• WHAT THE TASK ASKS: Show all lines from the listing below that contain "circuit".

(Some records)
○ ○ ○ ○ ○
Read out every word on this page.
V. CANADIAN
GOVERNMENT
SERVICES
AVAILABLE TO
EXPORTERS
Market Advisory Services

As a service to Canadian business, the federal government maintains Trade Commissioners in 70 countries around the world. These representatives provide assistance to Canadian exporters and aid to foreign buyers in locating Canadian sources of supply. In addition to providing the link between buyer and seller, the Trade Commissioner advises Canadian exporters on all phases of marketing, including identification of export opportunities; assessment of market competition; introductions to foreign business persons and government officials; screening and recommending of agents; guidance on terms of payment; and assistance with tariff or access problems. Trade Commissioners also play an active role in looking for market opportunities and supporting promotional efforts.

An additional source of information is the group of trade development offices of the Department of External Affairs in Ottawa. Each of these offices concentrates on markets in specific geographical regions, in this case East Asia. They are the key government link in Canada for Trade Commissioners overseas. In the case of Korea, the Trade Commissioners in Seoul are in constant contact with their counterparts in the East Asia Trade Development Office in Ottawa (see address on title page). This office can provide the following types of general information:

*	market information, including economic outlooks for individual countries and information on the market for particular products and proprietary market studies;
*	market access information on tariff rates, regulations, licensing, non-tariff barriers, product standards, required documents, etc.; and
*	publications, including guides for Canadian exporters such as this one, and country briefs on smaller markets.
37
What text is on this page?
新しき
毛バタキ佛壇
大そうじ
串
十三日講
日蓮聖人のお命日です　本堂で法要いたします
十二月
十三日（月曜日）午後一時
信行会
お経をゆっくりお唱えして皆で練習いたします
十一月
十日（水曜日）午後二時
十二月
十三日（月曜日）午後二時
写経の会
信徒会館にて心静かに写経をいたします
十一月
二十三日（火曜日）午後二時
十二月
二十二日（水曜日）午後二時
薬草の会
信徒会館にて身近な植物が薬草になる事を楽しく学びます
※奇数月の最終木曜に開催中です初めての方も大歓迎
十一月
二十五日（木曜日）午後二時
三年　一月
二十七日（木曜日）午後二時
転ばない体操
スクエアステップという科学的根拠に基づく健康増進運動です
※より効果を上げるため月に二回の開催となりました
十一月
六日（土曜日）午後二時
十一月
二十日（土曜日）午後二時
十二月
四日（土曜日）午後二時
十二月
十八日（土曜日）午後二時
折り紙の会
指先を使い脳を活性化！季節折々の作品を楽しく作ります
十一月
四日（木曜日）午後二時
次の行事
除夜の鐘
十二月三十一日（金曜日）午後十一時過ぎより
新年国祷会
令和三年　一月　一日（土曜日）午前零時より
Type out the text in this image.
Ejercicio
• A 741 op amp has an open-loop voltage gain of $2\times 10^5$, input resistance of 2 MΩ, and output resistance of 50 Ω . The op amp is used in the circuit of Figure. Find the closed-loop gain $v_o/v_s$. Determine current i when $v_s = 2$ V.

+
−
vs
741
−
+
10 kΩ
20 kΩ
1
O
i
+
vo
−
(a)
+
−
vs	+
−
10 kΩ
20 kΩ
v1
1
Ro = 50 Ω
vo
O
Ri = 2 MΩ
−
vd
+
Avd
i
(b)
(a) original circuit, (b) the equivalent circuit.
○ ○ ○ ○ ○
• FINAL RESULT:
• A 741 op amp has an open-loop voltage gain of $2\times 10^5$, input resistance of 2 MΩ, and output resistance of 50 Ω . The op amp is used in the circuit of Figure. Find the closed-loop gain $v_o/v_s$. Determine current i when $v_s = 2$ V.
(a) original circuit, (b) the equivalent circuit.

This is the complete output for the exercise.